Stated task: Each entry below is to be extracted exactly.
********************
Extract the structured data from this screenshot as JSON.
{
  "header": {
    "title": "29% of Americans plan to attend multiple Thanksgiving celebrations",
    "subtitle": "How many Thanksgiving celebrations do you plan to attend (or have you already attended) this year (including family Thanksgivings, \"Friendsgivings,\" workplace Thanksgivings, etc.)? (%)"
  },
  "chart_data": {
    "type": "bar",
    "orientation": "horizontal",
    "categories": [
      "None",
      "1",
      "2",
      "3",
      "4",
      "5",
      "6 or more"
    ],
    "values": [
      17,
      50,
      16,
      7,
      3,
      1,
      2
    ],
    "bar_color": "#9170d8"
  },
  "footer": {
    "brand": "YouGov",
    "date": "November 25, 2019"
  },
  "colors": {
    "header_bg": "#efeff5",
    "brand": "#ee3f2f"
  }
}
********************
Solution for this exercise:
Extract the structured data from this screenshot as JSON.
{
  "header": {
    "title": "29% of Americans plan to attend multiple Thanksgiving celebrations",
    "subtitle": "How many Thanksgiving celebrations do you plan to attend (or have you already attended) this year (including family Thanksgivings, \"Friendsgivings,\" workplace Thanksgivings, etc.)? (%)"
  },
  "chart_data": {
    "type": "bar",
    "orientation": "horizontal",
    "categories": [
      "None",
      "1",
      "2",
      "3",
      "4",
      "5",
      "6 or more"
    ],
    "values": [
      17,
      50,
      16,
      7,
      3,
      1,
      2
    ],
    "bar_color": "#9170d8"
  },
  "footer": {
    "brand": "YouGov",
    "date": "November 25, 2019"
  },
  "colors": {
    "header_bg": "#efeff5",
    "brand": "#ee3f2f"
  }
}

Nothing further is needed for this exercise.